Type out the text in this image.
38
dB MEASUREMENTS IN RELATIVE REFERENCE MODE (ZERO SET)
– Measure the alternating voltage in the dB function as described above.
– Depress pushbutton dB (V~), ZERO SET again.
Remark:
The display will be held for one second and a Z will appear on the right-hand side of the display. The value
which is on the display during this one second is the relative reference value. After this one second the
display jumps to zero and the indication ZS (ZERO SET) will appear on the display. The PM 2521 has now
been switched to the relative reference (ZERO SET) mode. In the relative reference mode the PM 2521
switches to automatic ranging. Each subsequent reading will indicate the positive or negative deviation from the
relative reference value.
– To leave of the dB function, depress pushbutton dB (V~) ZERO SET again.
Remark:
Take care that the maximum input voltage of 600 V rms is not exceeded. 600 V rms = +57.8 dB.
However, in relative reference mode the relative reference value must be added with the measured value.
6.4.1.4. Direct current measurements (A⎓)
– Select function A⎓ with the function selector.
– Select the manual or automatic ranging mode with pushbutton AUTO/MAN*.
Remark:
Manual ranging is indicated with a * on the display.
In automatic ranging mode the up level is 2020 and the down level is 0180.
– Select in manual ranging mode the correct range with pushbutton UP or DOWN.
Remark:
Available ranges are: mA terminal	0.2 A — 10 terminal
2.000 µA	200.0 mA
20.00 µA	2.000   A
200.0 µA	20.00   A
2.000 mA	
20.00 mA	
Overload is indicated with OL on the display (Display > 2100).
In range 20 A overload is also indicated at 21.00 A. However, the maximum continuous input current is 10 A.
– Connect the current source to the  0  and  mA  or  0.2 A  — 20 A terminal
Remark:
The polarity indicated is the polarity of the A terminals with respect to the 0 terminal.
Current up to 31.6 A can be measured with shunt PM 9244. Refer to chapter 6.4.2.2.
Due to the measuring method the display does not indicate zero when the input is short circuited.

Task to carry out — Here, the records must be output exactly and in full.

Exercise result —
Type out the text in this image.
38
dB MEASUREMENTS IN RELATIVE REFERENCE MODE (ZERO SET)
– Measure the alternating voltage in the dB function as described above.
– Depress pushbutton dB (V~), ZERO SET again.
Remark:
The display will be held for one second and a Z will appear on the right-hand side of the display. The value
which is on the display during this one second is the relative reference value. After this one second the
display jumps to zero and the indication ZS (ZERO SET) will appear on the display. The PM 2521 has now
been switched to the relative reference (ZERO SET) mode. In the relative reference mode the PM 2521
switches to automatic ranging. Each subsequent reading will indicate the positive or negative deviation from the
relative reference value.
– To leave of the dB function, depress pushbutton dB (V~) ZERO SET again.
Remark:
Take care that the maximum input voltage of 600 V rms is not exceeded. 600 V rms = +57.8 dB.
However, in relative reference mode the relative reference value must be added with the measured value.
6.4.1.4. Direct current measurements (A⎓)
– Select function A⎓ with the function selector.
– Select the manual or automatic ranging mode with pushbutton AUTO/MAN*.
Remark:
Manual ranging is indicated with a * on the display.
In automatic ranging mode the up level is 2020 and the down level is 0180.
– Select in manual ranging mode the correct range with pushbutton UP or DOWN.
Remark:
Available ranges are: mA terminal	0.2 A — 10 terminal
2.000 µA	200.0 mA
20.00 µA	2.000   A
200.0 µA	20.00   A
2.000 mA	
20.00 mA	
Overload is indicated with OL on the display (Display > 2100).
In range 20 A overload is also indicated at 21.00 A. However, the maximum continuous input current is 10 A.
– Connect the current source to the  0  and  mA  or  0.2 A  — 20 A terminal
Remark:
The polarity indicated is the polarity of the A terminals with respect to the 0 terminal.
Current up to 31.6 A can be measured with shunt PM 9244. Refer to chapter 6.4.2.2.
Due to the measuring method the display does not indicate zero when the input is short circuited.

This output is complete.